Task brief: Assemble all lines in which the string "原始分數" appears.

--- begin Data for this task ---

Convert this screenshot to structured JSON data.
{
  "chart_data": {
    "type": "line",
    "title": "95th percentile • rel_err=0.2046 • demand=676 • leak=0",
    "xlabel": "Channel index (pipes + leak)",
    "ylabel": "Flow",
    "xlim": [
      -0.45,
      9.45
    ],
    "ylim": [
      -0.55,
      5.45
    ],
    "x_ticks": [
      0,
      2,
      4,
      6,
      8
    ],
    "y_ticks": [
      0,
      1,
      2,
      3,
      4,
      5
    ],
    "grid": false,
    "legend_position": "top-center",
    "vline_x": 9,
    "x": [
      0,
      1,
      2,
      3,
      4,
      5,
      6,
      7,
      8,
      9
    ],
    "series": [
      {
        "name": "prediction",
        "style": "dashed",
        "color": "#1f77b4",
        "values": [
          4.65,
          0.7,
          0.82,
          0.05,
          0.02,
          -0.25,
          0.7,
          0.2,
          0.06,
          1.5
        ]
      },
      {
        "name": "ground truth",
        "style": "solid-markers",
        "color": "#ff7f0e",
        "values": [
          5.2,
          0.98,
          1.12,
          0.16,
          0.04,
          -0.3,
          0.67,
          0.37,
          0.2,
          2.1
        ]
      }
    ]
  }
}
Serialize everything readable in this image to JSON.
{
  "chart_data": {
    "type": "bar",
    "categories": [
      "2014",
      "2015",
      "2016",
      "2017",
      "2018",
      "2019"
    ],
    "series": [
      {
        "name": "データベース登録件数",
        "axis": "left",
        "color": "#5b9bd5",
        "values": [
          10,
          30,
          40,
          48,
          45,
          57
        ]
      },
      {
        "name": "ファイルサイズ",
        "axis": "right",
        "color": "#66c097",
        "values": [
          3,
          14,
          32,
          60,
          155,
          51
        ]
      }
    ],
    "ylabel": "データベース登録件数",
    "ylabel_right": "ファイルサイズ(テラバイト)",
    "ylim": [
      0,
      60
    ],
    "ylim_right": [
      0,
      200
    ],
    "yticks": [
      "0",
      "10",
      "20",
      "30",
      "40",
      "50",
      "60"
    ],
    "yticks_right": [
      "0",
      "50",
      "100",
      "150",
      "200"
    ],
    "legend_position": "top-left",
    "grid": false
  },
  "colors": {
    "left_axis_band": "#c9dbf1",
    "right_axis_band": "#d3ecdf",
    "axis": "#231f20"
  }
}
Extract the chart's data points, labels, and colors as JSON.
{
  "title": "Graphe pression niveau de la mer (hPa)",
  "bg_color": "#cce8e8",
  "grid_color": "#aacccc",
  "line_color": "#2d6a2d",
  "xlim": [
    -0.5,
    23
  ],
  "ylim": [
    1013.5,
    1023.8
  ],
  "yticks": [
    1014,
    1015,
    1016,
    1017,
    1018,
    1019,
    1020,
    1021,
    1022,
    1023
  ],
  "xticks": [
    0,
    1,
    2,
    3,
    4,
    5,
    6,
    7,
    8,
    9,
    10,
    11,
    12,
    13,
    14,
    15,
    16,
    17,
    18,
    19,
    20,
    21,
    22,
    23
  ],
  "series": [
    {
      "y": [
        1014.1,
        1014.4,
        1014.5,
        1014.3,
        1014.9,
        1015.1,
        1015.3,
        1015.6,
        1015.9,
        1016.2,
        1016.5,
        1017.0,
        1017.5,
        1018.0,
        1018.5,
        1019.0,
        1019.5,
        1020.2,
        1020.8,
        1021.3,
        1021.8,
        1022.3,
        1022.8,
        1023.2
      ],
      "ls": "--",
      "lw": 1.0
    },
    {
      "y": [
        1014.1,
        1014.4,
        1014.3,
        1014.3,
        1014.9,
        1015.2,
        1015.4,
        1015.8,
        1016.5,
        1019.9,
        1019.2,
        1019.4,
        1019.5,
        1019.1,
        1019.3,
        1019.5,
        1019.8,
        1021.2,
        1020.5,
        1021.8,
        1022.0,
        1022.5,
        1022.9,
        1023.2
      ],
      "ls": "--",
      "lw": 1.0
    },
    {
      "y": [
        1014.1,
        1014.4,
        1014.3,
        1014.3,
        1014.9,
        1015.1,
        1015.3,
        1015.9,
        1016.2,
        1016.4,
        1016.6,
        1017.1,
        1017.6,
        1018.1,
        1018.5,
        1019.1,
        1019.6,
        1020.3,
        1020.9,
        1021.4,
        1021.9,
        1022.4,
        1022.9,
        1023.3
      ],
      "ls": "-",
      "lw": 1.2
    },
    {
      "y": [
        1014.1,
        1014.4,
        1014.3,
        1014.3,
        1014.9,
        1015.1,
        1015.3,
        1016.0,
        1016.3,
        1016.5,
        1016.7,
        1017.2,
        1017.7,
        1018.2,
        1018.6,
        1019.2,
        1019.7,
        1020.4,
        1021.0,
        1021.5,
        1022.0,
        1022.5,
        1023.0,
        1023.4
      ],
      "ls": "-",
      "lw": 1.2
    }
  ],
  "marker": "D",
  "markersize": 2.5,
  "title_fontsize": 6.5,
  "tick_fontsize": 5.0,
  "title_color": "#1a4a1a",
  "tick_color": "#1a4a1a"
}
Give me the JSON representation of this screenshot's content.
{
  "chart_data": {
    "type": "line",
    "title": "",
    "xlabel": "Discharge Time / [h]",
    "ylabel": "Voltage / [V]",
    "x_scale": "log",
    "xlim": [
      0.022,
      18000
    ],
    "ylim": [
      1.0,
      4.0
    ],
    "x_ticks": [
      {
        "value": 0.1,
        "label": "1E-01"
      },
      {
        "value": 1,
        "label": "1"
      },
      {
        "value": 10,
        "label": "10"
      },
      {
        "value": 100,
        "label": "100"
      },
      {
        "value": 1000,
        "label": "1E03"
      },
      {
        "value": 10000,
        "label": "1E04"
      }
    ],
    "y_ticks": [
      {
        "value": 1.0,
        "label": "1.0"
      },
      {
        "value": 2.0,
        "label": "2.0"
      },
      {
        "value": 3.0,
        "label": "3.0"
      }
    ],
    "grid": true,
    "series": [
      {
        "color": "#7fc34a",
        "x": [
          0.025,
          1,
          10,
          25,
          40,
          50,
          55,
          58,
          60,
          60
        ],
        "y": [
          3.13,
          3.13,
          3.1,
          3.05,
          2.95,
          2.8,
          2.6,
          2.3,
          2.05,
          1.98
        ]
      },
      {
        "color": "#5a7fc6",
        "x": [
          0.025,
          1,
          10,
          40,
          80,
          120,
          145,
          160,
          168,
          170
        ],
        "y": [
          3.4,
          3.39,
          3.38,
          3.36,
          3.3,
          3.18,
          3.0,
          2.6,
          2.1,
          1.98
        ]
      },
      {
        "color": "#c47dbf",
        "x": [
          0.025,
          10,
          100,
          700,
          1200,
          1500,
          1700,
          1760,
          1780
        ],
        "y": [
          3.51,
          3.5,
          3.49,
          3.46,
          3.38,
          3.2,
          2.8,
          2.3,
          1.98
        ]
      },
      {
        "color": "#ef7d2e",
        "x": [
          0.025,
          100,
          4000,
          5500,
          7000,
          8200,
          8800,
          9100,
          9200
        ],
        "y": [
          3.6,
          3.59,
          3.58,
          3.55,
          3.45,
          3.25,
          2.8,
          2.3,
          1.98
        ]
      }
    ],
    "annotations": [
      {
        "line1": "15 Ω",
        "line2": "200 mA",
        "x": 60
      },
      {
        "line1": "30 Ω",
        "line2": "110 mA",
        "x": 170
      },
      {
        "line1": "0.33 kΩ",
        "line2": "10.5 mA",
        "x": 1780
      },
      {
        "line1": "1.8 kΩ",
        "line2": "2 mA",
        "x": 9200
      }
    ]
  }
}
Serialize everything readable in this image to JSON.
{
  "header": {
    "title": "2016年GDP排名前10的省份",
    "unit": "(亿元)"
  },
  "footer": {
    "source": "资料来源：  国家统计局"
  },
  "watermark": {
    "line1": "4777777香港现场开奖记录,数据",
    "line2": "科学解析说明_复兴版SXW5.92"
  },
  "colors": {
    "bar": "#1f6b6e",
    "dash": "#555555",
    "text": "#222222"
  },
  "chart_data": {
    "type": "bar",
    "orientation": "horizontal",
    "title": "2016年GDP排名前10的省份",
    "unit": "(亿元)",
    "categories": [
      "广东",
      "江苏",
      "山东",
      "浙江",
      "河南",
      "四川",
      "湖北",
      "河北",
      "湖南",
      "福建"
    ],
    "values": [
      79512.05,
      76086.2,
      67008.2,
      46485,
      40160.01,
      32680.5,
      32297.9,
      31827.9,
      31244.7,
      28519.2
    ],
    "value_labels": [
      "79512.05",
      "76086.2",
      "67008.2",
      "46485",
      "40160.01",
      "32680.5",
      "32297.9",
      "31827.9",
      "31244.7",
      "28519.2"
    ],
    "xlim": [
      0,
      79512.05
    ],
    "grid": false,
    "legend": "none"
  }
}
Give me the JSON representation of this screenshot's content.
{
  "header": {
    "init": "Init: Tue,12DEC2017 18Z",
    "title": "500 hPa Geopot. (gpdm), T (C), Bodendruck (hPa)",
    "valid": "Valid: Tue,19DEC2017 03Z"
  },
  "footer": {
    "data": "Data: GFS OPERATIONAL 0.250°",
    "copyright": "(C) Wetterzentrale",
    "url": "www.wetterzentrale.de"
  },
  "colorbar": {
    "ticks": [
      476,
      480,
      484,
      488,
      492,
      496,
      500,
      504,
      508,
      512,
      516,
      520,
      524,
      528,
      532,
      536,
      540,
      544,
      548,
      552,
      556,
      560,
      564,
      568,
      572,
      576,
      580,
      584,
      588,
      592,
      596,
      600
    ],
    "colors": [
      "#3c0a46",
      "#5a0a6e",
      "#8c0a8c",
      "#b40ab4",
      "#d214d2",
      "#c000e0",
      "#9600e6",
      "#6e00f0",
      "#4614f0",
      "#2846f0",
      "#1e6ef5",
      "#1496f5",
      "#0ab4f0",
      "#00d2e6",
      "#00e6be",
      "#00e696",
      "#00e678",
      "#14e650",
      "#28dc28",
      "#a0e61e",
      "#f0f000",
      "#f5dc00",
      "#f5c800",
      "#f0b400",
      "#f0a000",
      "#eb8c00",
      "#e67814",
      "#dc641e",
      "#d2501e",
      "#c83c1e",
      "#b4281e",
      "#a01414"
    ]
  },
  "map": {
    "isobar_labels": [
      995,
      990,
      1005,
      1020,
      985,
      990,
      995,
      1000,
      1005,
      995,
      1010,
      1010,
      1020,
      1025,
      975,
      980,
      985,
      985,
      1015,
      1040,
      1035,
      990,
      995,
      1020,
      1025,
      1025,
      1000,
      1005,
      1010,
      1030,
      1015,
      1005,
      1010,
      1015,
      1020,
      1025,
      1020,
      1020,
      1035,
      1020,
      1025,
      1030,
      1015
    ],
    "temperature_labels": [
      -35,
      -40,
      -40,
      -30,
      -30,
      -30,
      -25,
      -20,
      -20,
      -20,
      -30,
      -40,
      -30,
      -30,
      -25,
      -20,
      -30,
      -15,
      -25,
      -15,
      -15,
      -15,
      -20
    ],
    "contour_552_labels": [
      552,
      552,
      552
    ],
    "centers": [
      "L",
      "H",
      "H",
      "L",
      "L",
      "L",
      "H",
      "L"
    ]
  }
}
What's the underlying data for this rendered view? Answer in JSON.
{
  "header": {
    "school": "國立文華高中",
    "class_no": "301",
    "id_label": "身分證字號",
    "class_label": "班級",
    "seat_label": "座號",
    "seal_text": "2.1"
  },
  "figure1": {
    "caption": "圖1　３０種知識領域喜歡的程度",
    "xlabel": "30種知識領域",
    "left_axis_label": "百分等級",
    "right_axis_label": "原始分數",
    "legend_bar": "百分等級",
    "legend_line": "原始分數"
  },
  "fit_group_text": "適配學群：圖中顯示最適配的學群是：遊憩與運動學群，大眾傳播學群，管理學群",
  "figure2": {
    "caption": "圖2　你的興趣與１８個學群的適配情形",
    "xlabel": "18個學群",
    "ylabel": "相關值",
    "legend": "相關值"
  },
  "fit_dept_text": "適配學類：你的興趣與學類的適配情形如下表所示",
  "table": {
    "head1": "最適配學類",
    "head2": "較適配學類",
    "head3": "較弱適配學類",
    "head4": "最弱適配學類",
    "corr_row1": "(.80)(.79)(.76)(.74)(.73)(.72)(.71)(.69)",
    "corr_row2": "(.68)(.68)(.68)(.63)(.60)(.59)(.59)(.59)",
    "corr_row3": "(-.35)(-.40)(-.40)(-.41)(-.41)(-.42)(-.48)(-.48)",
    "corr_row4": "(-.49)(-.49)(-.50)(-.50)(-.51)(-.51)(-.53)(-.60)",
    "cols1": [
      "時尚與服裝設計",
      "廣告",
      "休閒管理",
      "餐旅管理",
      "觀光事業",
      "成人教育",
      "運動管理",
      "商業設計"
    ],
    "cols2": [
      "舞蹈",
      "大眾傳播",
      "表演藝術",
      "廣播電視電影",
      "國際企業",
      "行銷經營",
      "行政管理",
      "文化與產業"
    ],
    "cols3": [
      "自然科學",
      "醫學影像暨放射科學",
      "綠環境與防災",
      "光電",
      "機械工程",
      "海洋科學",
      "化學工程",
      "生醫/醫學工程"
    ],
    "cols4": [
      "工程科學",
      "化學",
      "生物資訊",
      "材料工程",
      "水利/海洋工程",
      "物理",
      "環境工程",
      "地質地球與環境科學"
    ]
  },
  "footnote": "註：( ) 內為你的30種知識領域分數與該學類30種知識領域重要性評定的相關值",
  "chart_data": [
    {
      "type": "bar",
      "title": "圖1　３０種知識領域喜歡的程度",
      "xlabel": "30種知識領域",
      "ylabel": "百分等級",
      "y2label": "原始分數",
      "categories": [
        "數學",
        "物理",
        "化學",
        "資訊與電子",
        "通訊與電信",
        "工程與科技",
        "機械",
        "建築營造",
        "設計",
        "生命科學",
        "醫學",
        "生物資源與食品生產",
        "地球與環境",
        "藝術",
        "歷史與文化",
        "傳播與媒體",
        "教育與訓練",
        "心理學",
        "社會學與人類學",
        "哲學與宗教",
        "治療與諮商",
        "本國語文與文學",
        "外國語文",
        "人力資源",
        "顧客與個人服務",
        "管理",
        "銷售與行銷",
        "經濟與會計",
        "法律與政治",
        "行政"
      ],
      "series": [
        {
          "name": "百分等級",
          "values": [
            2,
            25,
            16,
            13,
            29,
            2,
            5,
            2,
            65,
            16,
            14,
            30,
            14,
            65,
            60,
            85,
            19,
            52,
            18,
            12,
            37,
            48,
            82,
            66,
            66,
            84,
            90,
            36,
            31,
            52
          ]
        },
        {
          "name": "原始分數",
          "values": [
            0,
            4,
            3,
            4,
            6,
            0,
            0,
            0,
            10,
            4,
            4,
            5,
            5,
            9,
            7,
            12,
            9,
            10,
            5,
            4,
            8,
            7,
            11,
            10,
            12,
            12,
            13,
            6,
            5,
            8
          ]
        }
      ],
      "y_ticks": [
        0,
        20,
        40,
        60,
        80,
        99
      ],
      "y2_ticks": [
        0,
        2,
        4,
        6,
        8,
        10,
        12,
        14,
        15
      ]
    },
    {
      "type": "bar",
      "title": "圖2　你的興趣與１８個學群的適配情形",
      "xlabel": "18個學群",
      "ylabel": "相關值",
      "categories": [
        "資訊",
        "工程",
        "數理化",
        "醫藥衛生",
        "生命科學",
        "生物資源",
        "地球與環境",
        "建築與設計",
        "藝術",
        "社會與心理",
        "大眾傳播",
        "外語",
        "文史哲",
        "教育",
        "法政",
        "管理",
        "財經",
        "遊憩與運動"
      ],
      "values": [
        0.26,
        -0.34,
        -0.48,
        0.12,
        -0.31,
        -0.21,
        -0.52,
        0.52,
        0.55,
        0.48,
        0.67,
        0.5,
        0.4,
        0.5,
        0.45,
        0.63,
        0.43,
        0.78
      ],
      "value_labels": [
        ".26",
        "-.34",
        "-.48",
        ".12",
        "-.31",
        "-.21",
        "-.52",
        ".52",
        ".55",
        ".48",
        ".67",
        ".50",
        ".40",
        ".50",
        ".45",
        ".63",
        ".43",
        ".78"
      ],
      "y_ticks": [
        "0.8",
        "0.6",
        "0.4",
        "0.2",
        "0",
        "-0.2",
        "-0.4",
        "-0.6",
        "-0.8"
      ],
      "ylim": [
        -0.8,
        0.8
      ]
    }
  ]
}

--- end Data for this task ---

Answer to the problem:
    "right_axis_label": "原始分數",
    "legend_line": "原始分數"
      "y2label": "原始分數",
          "name": "原始分數",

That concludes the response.